◆ **AIM OF THE EXERCISE**
Locate every line that holds the string "приобретение" and copy it.

**********

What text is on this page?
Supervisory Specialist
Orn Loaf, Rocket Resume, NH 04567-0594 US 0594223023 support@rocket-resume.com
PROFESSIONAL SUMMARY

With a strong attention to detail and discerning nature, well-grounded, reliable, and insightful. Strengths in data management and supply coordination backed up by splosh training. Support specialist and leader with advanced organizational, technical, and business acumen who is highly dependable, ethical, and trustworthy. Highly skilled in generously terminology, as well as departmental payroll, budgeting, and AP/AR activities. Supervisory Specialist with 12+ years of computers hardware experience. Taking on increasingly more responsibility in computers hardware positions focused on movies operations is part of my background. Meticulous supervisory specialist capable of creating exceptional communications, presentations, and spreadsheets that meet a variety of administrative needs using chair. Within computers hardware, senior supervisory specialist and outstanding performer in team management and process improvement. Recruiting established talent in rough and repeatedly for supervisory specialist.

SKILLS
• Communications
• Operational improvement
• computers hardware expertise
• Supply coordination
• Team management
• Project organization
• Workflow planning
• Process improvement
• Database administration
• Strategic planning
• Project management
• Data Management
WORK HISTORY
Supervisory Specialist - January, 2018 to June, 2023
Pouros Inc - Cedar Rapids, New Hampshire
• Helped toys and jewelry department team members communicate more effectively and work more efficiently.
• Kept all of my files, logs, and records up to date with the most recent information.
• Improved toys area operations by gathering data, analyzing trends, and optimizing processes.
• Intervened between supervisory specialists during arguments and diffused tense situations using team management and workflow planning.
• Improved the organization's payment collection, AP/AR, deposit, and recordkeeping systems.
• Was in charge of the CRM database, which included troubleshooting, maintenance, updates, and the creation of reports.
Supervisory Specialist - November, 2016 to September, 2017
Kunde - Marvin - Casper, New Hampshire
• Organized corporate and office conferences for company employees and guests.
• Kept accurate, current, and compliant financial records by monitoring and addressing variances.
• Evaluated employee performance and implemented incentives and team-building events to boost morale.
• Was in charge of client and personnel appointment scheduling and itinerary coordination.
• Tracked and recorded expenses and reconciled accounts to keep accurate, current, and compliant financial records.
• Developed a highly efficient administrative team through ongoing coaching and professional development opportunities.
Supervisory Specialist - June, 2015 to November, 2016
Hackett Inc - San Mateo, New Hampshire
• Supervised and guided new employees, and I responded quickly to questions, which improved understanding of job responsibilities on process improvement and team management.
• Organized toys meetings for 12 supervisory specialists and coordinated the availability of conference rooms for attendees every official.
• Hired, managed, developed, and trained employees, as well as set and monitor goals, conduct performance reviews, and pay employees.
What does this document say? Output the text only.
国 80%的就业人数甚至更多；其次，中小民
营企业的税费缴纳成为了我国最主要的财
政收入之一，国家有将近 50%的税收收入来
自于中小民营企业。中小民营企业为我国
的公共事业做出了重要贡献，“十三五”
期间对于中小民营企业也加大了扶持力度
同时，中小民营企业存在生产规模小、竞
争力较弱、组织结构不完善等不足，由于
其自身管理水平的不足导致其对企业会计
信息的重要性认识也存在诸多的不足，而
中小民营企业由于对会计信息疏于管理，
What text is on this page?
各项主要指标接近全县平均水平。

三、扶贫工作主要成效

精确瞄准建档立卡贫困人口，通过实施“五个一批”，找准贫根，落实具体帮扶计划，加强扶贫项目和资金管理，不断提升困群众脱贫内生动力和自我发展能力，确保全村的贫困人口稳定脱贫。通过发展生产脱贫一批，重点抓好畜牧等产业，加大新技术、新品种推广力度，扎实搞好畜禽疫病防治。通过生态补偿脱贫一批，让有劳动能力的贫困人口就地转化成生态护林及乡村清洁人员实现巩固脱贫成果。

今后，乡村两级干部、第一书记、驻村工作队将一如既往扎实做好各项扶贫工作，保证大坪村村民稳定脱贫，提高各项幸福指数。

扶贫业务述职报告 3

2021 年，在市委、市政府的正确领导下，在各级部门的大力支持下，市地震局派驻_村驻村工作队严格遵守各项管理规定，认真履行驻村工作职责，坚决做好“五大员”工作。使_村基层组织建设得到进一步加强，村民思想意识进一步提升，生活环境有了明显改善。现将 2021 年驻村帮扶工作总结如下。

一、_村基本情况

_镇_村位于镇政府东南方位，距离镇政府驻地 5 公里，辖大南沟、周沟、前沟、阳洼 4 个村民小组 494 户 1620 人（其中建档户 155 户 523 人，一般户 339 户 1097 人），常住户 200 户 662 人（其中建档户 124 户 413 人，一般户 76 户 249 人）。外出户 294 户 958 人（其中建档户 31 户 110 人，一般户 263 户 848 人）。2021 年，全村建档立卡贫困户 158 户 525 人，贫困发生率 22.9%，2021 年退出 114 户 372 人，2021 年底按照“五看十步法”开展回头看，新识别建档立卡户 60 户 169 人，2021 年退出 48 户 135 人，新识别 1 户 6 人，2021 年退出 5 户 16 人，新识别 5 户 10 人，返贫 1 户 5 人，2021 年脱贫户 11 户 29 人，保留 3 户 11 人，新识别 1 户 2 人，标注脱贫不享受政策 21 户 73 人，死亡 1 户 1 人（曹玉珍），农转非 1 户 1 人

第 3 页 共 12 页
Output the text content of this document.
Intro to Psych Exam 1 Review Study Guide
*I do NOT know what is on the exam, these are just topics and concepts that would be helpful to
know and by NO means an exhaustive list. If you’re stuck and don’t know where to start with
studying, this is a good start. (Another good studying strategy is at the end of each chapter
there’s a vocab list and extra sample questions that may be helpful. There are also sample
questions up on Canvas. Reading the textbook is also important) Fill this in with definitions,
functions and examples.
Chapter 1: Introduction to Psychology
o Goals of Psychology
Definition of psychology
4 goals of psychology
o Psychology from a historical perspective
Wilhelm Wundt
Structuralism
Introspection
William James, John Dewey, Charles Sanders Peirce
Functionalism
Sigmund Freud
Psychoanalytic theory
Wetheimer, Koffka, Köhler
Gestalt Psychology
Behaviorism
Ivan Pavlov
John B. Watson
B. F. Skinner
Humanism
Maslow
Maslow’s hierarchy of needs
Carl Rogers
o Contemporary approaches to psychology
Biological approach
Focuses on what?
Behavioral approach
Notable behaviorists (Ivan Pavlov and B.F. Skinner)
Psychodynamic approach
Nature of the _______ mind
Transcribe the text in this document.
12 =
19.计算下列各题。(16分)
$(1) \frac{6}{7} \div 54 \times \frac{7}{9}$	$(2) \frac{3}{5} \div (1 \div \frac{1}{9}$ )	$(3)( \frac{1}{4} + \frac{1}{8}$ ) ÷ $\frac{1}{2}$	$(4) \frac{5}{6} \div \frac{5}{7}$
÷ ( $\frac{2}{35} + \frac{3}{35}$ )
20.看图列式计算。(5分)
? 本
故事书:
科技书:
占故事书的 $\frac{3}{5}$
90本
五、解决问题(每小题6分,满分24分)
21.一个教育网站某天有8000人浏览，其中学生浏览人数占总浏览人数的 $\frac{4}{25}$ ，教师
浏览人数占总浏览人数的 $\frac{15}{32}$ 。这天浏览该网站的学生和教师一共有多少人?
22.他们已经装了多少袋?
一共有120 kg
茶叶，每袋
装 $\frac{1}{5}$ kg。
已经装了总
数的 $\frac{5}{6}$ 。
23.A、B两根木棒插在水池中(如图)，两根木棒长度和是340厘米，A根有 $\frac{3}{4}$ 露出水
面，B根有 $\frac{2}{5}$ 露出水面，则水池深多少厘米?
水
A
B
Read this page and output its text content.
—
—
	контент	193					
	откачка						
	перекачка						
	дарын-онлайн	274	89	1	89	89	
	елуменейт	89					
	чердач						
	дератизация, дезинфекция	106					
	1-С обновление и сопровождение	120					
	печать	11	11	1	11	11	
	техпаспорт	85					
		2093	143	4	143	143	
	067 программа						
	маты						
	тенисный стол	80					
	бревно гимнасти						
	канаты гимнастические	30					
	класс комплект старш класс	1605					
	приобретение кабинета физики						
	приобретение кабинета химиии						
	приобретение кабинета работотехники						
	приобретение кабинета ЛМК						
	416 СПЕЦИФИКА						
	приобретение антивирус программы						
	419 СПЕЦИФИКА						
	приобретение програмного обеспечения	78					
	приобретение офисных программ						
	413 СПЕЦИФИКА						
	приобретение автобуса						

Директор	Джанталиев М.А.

**********

◆ **OUTPUT**
	приобретение кабинета физики						
	приобретение кабинета химиии						
	приобретение кабинета работотехники						
	приобретение кабинета ЛМК						
	приобретение антивирус программы						
	приобретение програмного обеспечения	78					
	приобретение офисных программ						
	приобретение автобуса						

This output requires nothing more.